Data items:
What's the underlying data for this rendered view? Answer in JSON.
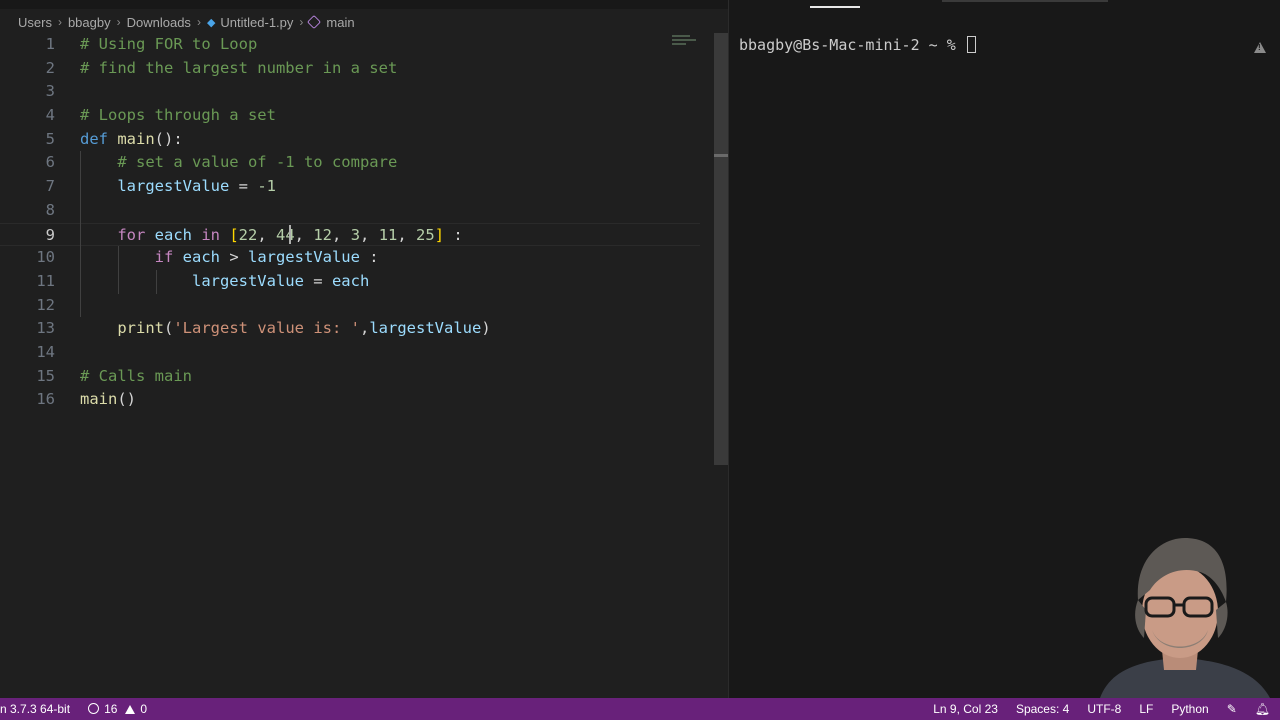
{
  "breadcrumb": {
    "items": [
      "Users",
      "bbagby",
      "Downloads",
      "Untitled-1.py",
      "main"
    ]
  },
  "editor": {
    "lines": [
      {
        "num": "1",
        "tokens": [
          [
            "c",
            "# Using FOR to Loop"
          ]
        ]
      },
      {
        "num": "2",
        "tokens": [
          [
            "c",
            "# find the largest number in a set"
          ]
        ]
      },
      {
        "num": "3",
        "tokens": []
      },
      {
        "num": "4",
        "tokens": [
          [
            "c",
            "# Loops through a set"
          ]
        ]
      },
      {
        "num": "5",
        "tokens": [
          [
            "k",
            "def "
          ],
          [
            "f",
            "main"
          ],
          [
            "p",
            "():"
          ]
        ]
      },
      {
        "num": "6",
        "tokens": [
          [
            "p",
            "    "
          ],
          [
            "c",
            "# set a value of -1 to compare"
          ]
        ]
      },
      {
        "num": "7",
        "tokens": [
          [
            "p",
            "    "
          ],
          [
            "v",
            "largestValue"
          ],
          [
            "p",
            " = "
          ],
          [
            "n",
            "-1"
          ]
        ]
      },
      {
        "num": "8",
        "tokens": []
      },
      {
        "num": "9",
        "tokens": [
          [
            "p",
            "    "
          ],
          [
            "kc",
            "for "
          ],
          [
            "v",
            "each"
          ],
          [
            "kc",
            " in "
          ],
          [
            "br",
            "["
          ],
          [
            "n",
            "22"
          ],
          [
            "p",
            ", "
          ],
          [
            "n",
            "44"
          ],
          [
            "p",
            ", "
          ],
          [
            "n",
            "12"
          ],
          [
            "p",
            ", "
          ],
          [
            "n",
            "3"
          ],
          [
            "p",
            ", "
          ],
          [
            "n",
            "11"
          ],
          [
            "p",
            ", "
          ],
          [
            "n",
            "25"
          ],
          [
            "br",
            "]"
          ],
          [
            "p",
            " :"
          ]
        ]
      },
      {
        "num": "10",
        "tokens": [
          [
            "p",
            "        "
          ],
          [
            "kc",
            "if "
          ],
          [
            "v",
            "each"
          ],
          [
            "p",
            " > "
          ],
          [
            "v",
            "largestValue"
          ],
          [
            "p",
            " :"
          ]
        ]
      },
      {
        "num": "11",
        "tokens": [
          [
            "p",
            "            "
          ],
          [
            "v",
            "largestValue"
          ],
          [
            "p",
            " = "
          ],
          [
            "v",
            "each"
          ]
        ]
      },
      {
        "num": "12",
        "tokens": []
      },
      {
        "num": "13",
        "tokens": [
          [
            "p",
            "    "
          ],
          [
            "f",
            "print"
          ],
          [
            "p",
            "("
          ],
          [
            "s",
            "'Largest value is: '"
          ],
          [
            "p",
            ","
          ],
          [
            "v",
            "largestValue"
          ],
          [
            "p",
            ")"
          ]
        ]
      },
      {
        "num": "14",
        "tokens": []
      },
      {
        "num": "15",
        "tokens": [
          [
            "c",
            "# Calls main"
          ]
        ]
      },
      {
        "num": "16",
        "tokens": [
          [
            "f",
            "main"
          ],
          [
            "p",
            "()"
          ]
        ]
      }
    ]
  },
  "terminal": {
    "prompt": "bbagby@Bs-Mac-mini-2 ~ % "
  },
  "statusbar": {
    "interpreter": "n 3.7.3 64-bit",
    "errors": "16",
    "warnings": "0",
    "position": "Ln 9, Col 23",
    "spaces": "Spaces: 4",
    "encoding": "UTF-8",
    "eol": "LF",
    "language": "Python"
  },
  "colors": {
    "statusbar_bg": "#68217a",
    "editor_bg": "#1f1f1f",
    "terminal_bg": "#181818",
    "comment": "#6a9955",
    "keyword": "#569cd6",
    "control": "#c586c0",
    "function": "#dcdcaa",
    "variable": "#9cdcfe",
    "number": "#b5cea8",
    "string": "#ce9178"
  }
}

• SET TASK:
Keep every word of the data as it is when you write it out, but drop the pictures.

• SOLUTION FOR THIS TASK:
What's the underlying data for this rendered view? Answer in JSON.
{
  "breadcrumb": {
    "items": [
      "Users",
      "bbagby",
      "Downloads",
      "Untitled-1.py",
      "main"
    ]
  },
  "editor": {
    "lines": [
      {
        "num": "1",
        "tokens": [
          [
            "c",
            "# Using FOR to Loop"
          ]
        ]
      },
      {
        "num": "2",
        "tokens": [
          [
            "c",
            "# find the largest number in a set"
          ]
        ]
      },
      {
        "num": "3",
        "tokens": []
      },
      {
        "num": "4",
        "tokens": [
          [
            "c",
            "# Loops through a set"
          ]
        ]
      },
      {
        "num": "5",
        "tokens": [
          [
            "k",
            "def "
          ],
          [
            "f",
            "main"
          ],
          [
            "p",
            "():"
          ]
        ]
      },
      {
        "num": "6",
        "tokens": [
          [
            "p",
            "    "
          ],
          [
            "c",
            "# set a value of -1 to compare"
          ]
        ]
      },
      {
        "num": "7",
        "tokens": [
          [
            "p",
            "    "
          ],
          [
            "v",
            "largestValue"
          ],
          [
            "p",
            " = "
          ],
          [
            "n",
            "-1"
          ]
        ]
      },
      {
        "num": "8",
        "tokens": []
      },
      {
        "num": "9",
        "tokens": [
          [
            "p",
            "    "
          ],
          [
            "kc",
            "for "
          ],
          [
            "v",
            "each"
          ],
          [
            "kc",
            " in "
          ],
          [
            "br",
            "["
          ],
          [
            "n",
            "22"
          ],
          [
            "p",
            ", "
          ],
          [
            "n",
            "44"
          ],
          [
            "p",
            ", "
          ],
          [
            "n",
            "12"
          ],
          [
            "p",
            ", "
          ],
          [
            "n",
            "3"
          ],
          [
            "p",
            ", "
          ],
          [
            "n",
            "11"
          ],
          [
            "p",
            ", "
          ],
          [
            "n",
            "25"
          ],
          [
            "br",
            "]"
          ],
          [
            "p",
            " :"
          ]
        ]
      },
      {
        "num": "10",
        "tokens": [
          [
            "p",
            "        "
          ],
          [
            "kc",
            "if "
          ],
          [
            "v",
            "each"
          ],
          [
            "p",
            " > "
          ],
          [
            "v",
            "largestValue"
          ],
          [
            "p",
            " :"
          ]
        ]
      },
      {
        "num": "11",
        "tokens": [
          [
            "p",
            "            "
          ],
          [
            "v",
            "largestValue"
          ],
          [
            "p",
            " = "
          ],
          [
            "v",
            "each"
          ]
        ]
      },
      {
        "num": "12",
        "tokens": []
      },
      {
        "num": "13",
        "tokens": [
          [
            "p",
            "    "
          ],
          [
            "f",
            "print"
          ],
          [
            "p",
            "("
          ],
          [
            "s",
            "'Largest value is: '"
          ],
          [
            "p",
            ","
          ],
          [
            "v",
            "largestValue"
          ],
          [
            "p",
            ")"
          ]
        ]
      },
      {
        "num": "14",
        "tokens": []
      },
      {
        "num": "15",
        "tokens": [
          [
            "c",
            "# Calls main"
          ]
        ]
      },
      {
        "num": "16",
        "tokens": [
          [
            "f",
            "main"
          ],
          [
            "p",
            "()"
          ]
        ]
      }
    ]
  },
  "terminal": {
    "prompt": "bbagby@Bs-Mac-mini-2 ~ % "
  },
  "statusbar": {
    "interpreter": "n 3.7.3 64-bit",
    "errors": "16",
    "warnings": "0",
    "position": "Ln 9, Col 23",
    "spaces": "Spaces: 4",
    "encoding": "UTF-8",
    "eol": "LF",
    "language": "Python"
  },
  "colors": {
    "statusbar_bg": "#68217a",
    "editor_bg": "#1f1f1f",
    "terminal_bg": "#181818",
    "comment": "#6a9955",
    "keyword": "#569cd6",
    "control": "#c586c0",
    "function": "#dcdcaa",
    "variable": "#9cdcfe",
    "number": "#b5cea8",
    "string": "#ce9178"
  }
}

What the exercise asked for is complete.